**Goal**: Could you give the data below again, exactly and completely?

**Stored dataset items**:
-.-.-

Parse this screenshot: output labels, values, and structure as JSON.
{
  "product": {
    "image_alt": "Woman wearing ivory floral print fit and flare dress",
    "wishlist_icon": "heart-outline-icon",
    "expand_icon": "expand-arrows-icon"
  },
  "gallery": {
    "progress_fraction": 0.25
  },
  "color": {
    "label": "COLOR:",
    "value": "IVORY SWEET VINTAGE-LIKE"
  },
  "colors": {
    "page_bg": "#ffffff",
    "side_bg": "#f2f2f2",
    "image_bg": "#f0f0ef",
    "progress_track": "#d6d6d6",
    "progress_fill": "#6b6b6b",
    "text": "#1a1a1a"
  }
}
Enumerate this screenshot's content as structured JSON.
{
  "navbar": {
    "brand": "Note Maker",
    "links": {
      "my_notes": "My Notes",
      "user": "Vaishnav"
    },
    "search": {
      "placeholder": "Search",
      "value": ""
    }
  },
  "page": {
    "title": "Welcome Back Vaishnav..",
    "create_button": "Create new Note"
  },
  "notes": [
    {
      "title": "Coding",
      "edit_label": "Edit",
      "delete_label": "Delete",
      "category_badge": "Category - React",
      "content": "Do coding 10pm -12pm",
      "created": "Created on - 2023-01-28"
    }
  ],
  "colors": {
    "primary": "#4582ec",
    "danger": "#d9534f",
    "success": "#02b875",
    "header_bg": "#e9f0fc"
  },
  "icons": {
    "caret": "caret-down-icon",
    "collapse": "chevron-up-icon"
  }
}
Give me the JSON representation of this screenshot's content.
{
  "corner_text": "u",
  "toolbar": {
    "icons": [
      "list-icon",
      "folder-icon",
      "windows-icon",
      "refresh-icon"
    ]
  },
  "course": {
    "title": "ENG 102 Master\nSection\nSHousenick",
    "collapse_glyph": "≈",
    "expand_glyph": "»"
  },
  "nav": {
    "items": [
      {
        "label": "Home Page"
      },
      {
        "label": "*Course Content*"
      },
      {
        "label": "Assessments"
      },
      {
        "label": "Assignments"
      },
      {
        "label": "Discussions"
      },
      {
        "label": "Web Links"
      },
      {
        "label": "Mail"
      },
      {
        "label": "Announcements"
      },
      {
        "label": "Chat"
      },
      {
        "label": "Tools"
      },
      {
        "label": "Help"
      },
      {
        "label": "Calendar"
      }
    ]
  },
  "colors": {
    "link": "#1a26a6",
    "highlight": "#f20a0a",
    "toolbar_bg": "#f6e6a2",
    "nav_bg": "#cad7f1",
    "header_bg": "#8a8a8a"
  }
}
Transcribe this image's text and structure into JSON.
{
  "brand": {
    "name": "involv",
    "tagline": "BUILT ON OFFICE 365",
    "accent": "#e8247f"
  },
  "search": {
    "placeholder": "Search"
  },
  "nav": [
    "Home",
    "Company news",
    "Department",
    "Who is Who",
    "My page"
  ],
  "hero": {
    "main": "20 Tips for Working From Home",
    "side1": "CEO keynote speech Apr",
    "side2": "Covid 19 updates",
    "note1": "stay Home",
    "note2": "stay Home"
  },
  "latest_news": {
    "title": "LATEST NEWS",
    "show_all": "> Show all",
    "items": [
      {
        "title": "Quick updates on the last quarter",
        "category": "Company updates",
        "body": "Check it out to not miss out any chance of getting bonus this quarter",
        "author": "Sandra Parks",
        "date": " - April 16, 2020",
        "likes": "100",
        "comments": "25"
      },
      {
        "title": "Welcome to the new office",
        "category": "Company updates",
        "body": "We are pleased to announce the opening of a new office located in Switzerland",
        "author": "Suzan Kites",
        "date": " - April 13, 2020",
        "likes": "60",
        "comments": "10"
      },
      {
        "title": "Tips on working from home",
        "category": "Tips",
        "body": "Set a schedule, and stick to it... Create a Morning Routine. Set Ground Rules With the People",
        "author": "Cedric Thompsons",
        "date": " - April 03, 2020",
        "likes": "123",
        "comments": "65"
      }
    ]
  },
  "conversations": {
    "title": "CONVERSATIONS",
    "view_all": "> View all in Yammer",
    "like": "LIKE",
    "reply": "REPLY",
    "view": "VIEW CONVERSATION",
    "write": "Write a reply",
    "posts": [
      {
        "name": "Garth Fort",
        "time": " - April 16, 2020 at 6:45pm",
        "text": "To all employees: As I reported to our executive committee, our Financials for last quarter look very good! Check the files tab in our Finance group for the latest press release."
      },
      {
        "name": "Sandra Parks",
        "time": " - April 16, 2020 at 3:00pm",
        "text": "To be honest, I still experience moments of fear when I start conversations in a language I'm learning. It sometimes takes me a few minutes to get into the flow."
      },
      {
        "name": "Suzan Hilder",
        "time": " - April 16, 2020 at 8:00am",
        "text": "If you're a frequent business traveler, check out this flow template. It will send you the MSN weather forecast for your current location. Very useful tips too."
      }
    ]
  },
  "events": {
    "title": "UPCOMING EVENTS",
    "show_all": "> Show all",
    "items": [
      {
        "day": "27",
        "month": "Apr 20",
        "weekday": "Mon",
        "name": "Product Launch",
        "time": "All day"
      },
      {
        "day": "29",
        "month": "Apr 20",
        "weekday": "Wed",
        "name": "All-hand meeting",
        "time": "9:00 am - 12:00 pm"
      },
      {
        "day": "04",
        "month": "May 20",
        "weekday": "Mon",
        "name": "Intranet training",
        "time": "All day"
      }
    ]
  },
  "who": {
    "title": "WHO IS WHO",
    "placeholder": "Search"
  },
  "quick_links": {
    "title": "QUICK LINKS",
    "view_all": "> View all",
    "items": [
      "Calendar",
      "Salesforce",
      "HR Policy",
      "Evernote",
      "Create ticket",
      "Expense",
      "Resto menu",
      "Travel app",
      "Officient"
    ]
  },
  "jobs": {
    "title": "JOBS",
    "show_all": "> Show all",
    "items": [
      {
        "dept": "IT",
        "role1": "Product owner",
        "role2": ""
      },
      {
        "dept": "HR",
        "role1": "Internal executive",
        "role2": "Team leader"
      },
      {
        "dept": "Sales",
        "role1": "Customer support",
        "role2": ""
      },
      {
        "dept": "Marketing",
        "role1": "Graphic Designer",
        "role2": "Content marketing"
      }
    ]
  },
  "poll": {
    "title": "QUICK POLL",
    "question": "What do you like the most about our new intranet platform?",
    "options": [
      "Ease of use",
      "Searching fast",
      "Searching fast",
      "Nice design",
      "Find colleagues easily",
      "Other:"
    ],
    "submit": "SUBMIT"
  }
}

-.-.-

**Complete output**:
Parse this screenshot: output labels, values, and structure as JSON.
{
  "product": {
    "image_alt": "Woman wearing ivory floral print fit and flare dress",
    "wishlist_icon": "heart-outline-icon",
    "expand_icon": "expand-arrows-icon"
  },
  "gallery": {
    "progress_fraction": 0.25
  },
  "color": {
    "label": "COLOR:",
    "value": "IVORY SWEET VINTAGE-LIKE"
  },
  "colors": {
    "page_bg": "#ffffff",
    "side_bg": "#f2f2f2",
    "image_bg": "#f0f0ef",
    "progress_track": "#d6d6d6",
    "progress_fill": "#6b6b6b",
    "text": "#1a1a1a"
  }
}
Enumerate this screenshot's content as structured JSON.
{
  "navbar": {
    "brand": "Note Maker",
    "links": {
      "my_notes": "My Notes",
      "user": "Vaishnav"
    },
    "search": {
      "placeholder": "Search",
      "value": ""
    }
  },
  "page": {
    "title": "Welcome Back Vaishnav..",
    "create_button": "Create new Note"
  },
  "notes": [
    {
      "title": "Coding",
      "edit_label": "Edit",
      "delete_label": "Delete",
      "category_badge": "Category - React",
      "content": "Do coding 10pm -12pm",
      "created": "Created on - 2023-01-28"
    }
  ],
  "colors": {
    "primary": "#4582ec",
    "danger": "#d9534f",
    "success": "#02b875",
    "header_bg": "#e9f0fc"
  },
  "icons": {
    "caret": "caret-down-icon",
    "collapse": "chevron-up-icon"
  }
}
Give me the JSON representation of this screenshot's content.
{
  "corner_text": "u",
  "toolbar": {
    "icons": [
      "list-icon",
      "folder-icon",
      "windows-icon",
      "refresh-icon"
    ]
  },
  "course": {
    "title": "ENG 102 Master\nSection\nSHousenick",
    "collapse_glyph": "≈",
    "expand_glyph": "»"
  },
  "nav": {
    "items": [
      {
        "label": "Home Page"
      },
      {
        "label": "*Course Content*"
      },
      {
        "label": "Assessments"
      },
      {
        "label": "Assignments"
      },
      {
        "label": "Discussions"
      },
      {
        "label": "Web Links"
      },
      {
        "label": "Mail"
      },
      {
        "label": "Announcements"
      },
      {
        "label": "Chat"
      },
      {
        "label": "Tools"
      },
      {
        "label": "Help"
      },
      {
        "label": "Calendar"
      }
    ]
  },
  "colors": {
    "link": "#1a26a6",
    "highlight": "#f20a0a",
    "toolbar_bg": "#f6e6a2",
    "nav_bg": "#cad7f1",
    "header_bg": "#8a8a8a"
  }
}
Transcribe this image's text and structure into JSON.
{
  "brand": {
    "name": "involv",
    "tagline": "BUILT ON OFFICE 365",
    "accent": "#e8247f"
  },
  "search": {
    "placeholder": "Search"
  },
  "nav": [
    "Home",
    "Company news",
    "Department",
    "Who is Who",
    "My page"
  ],
  "hero": {
    "main": "20 Tips for Working From Home",
    "side1": "CEO keynote speech Apr",
    "side2": "Covid 19 updates",
    "note1": "stay Home",
    "note2": "stay Home"
  },
  "latest_news": {
    "title": "LATEST NEWS",
    "show_all": "> Show all",
    "items": [
      {
        "title": "Quick updates on the last quarter",
        "category": "Company updates",
        "body": "Check it out to not miss out any chance of getting bonus this quarter",
        "author": "Sandra Parks",
        "date": " - April 16, 2020",
        "likes": "100",
        "comments": "25"
      },
      {
        "title": "Welcome to the new office",
        "category": "Company updates",
        "body": "We are pleased to announce the opening of a new office located in Switzerland",
        "author": "Suzan Kites",
        "date": " - April 13, 2020",
        "likes": "60",
        "comments": "10"
      },
      {
        "title": "Tips on working from home",
        "category": "Tips",
        "body": "Set a schedule, and stick to it... Create a Morning Routine. Set Ground Rules With the People",
        "author": "Cedric Thompsons",
        "date": " - April 03, 2020",
        "likes": "123",
        "comments": "65"
      }
    ]
  },
  "conversations": {
    "title": "CONVERSATIONS",
    "view_all": "> View all in Yammer",
    "like": "LIKE",
    "reply": "REPLY",
    "view": "VIEW CONVERSATION",
    "write": "Write a reply",
    "posts": [
      {
        "name": "Garth Fort",
        "time": " - April 16, 2020 at 6:45pm",
        "text": "To all employees: As I reported to our executive committee, our Financials for last quarter look very good! Check the files tab in our Finance group for the latest press release."
      },
      {
        "name": "Sandra Parks",
        "time": " - April 16, 2020 at 3:00pm",
        "text": "To be honest, I still experience moments of fear when I start conversations in a language I'm learning. It sometimes takes me a few minutes to get into the flow."
      },
      {
        "name": "Suzan Hilder",
        "time": " - April 16, 2020 at 8:00am",
        "text": "If you're a frequent business traveler, check out this flow template. It will send you the MSN weather forecast for your current location. Very useful tips too."
      }
    ]
  },
  "events": {
    "title": "UPCOMING EVENTS",
    "show_all": "> Show all",
    "items": [
      {
        "day": "27",
        "month": "Apr 20",
        "weekday": "Mon",
        "name": "Product Launch",
        "time": "All day"
      },
      {
        "day": "29",
        "month": "Apr 20",
        "weekday": "Wed",
        "name": "All-hand meeting",
        "time": "9:00 am - 12:00 pm"
      },
      {
        "day": "04",
        "month": "May 20",
        "weekday": "Mon",
        "name": "Intranet training",
        "time": "All day"
      }
    ]
  },
  "who": {
    "title": "WHO IS WHO",
    "placeholder": "Search"
  },
  "quick_links": {
    "title": "QUICK LINKS",
    "view_all": "> View all",
    "items": [
      "Calendar",
      "Salesforce",
      "HR Policy",
      "Evernote",
      "Create ticket",
      "Expense",
      "Resto menu",
      "Travel app",
      "Officient"
    ]
  },
  "jobs": {
    "title": "JOBS",
    "show_all": "> Show all",
    "items": [
      {
        "dept": "IT",
        "role1": "Product owner",
        "role2": ""
      },
      {
        "dept": "HR",
        "role1": "Internal executive",
        "role2": "Team leader"
      },
      {
        "dept": "Sales",
        "role1": "Customer support",
        "role2": ""
      },
      {
        "dept": "Marketing",
        "role1": "Graphic Designer",
        "role2": "Content marketing"
      }
    ]
  },
  "poll": {
    "title": "QUICK POLL",
    "question": "What do you like the most about our new intranet platform?",
    "options": [
      "Ease of use",
      "Searching fast",
      "Searching fast",
      "Nice design",
      "Find colleagues easily",
      "Other:"
    ],
    "submit": "SUBMIT"
  }
}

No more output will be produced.